### The request
Go through the listing and pick out each line with the word "ARRUDA" in it.

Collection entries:
• • • • • • •

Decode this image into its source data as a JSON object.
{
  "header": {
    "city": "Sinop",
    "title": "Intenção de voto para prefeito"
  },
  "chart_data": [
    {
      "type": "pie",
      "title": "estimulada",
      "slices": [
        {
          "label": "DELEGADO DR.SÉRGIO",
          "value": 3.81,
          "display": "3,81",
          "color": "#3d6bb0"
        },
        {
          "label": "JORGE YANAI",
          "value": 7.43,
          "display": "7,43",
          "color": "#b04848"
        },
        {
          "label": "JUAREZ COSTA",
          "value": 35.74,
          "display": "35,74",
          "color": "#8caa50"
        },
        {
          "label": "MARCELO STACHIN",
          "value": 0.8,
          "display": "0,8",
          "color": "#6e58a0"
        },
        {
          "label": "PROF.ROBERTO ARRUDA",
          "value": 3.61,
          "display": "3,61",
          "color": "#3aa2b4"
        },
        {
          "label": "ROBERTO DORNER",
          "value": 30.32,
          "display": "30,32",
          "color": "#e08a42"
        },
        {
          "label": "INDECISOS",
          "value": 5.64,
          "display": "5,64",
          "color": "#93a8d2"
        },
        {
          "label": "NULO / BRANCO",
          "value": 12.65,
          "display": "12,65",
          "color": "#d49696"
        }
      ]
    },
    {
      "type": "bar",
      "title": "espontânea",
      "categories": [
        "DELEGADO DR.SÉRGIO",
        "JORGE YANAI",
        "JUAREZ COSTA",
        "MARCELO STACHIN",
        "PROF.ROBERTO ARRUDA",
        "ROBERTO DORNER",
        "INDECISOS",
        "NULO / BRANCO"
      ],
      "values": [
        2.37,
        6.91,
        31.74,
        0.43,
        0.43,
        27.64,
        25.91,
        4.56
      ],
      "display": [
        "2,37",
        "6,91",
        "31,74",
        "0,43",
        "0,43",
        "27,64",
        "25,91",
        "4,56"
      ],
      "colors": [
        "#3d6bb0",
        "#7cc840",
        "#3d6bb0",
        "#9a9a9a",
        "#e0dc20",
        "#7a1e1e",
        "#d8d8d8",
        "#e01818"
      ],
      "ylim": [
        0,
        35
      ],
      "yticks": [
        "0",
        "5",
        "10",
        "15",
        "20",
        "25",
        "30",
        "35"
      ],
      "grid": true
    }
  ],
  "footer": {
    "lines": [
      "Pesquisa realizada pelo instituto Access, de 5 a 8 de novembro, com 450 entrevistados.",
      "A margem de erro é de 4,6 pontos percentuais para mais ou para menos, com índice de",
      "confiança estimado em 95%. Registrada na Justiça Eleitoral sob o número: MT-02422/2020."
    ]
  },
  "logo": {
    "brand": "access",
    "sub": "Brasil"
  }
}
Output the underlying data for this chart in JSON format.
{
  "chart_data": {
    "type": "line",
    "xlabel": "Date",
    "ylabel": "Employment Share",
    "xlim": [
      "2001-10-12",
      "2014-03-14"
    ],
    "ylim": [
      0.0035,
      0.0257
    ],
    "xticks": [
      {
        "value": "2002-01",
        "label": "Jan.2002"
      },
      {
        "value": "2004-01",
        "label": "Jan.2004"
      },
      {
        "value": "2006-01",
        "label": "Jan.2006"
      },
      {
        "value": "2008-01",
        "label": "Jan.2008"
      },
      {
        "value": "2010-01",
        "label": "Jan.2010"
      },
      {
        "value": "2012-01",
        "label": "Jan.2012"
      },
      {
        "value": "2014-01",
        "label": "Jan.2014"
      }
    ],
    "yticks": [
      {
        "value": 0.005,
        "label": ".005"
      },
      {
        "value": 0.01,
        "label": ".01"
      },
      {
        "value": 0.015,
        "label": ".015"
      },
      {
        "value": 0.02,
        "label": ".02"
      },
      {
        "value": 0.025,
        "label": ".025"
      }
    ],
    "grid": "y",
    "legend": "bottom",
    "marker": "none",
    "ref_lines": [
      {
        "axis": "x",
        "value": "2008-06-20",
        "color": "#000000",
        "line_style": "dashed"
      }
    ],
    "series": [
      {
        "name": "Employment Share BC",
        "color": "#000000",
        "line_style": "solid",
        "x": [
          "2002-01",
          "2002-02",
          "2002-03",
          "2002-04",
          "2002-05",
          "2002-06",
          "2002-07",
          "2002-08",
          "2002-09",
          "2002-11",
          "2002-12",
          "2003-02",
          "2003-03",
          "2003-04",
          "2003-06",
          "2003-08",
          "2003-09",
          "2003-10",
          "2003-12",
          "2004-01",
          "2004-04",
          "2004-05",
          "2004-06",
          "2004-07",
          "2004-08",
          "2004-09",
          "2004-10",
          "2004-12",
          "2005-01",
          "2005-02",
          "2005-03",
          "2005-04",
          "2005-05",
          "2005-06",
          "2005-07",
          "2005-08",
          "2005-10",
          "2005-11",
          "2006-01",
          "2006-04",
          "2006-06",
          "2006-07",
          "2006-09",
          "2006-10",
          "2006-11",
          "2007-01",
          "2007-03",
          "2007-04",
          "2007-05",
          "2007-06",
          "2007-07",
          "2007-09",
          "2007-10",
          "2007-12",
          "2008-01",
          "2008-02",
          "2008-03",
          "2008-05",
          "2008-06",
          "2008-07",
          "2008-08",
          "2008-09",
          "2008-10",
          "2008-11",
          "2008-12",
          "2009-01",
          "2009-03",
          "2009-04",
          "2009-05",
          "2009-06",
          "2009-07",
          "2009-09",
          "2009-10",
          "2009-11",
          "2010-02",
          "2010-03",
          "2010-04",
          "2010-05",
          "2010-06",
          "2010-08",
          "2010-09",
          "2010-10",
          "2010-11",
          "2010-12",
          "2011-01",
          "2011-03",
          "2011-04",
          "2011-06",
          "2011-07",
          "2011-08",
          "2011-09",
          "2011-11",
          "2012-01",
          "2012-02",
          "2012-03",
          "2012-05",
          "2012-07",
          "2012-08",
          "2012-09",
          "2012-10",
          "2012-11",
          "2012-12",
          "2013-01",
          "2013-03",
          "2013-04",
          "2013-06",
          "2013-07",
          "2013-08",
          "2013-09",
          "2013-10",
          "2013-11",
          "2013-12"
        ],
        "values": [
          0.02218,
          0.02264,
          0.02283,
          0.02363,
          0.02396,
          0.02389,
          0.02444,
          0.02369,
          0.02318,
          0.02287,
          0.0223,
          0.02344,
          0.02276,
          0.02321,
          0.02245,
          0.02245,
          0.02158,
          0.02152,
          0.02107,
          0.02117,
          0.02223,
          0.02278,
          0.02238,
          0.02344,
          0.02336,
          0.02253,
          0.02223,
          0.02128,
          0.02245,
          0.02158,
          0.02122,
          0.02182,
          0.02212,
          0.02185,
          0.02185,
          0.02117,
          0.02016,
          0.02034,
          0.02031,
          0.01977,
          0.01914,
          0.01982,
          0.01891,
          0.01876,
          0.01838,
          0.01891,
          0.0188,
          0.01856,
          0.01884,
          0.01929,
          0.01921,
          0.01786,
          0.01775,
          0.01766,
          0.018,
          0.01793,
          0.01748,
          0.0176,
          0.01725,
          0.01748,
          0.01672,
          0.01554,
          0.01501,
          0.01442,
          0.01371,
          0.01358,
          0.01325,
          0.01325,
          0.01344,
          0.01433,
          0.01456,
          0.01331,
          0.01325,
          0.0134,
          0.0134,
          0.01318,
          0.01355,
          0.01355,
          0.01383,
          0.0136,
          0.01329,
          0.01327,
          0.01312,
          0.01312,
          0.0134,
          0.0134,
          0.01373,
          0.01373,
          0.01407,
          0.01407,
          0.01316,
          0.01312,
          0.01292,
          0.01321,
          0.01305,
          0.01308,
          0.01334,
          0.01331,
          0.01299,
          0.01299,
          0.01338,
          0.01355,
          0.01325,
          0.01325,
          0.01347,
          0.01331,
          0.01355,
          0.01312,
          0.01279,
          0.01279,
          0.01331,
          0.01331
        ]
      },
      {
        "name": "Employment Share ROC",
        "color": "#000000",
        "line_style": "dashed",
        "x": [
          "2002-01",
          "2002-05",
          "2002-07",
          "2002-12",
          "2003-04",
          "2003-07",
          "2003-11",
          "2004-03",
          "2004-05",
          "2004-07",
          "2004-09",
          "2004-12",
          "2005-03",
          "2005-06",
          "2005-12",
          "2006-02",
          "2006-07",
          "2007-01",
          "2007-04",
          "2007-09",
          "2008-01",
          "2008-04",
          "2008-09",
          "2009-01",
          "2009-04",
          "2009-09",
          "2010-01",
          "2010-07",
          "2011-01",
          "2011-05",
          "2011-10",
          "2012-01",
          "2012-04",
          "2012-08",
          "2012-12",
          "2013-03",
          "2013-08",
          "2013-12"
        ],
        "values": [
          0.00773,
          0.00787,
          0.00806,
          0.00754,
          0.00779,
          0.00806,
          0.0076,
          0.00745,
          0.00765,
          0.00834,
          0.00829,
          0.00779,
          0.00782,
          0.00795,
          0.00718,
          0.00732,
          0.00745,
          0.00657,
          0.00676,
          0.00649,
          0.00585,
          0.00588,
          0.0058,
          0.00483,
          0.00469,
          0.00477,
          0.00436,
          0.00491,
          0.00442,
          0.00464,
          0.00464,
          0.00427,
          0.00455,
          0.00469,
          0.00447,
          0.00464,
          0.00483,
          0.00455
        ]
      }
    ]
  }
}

• • • • • • •

### Task answer
          "label": "PROF.ROBERTO ARRUDA",
        "PROF.ROBERTO ARRUDA",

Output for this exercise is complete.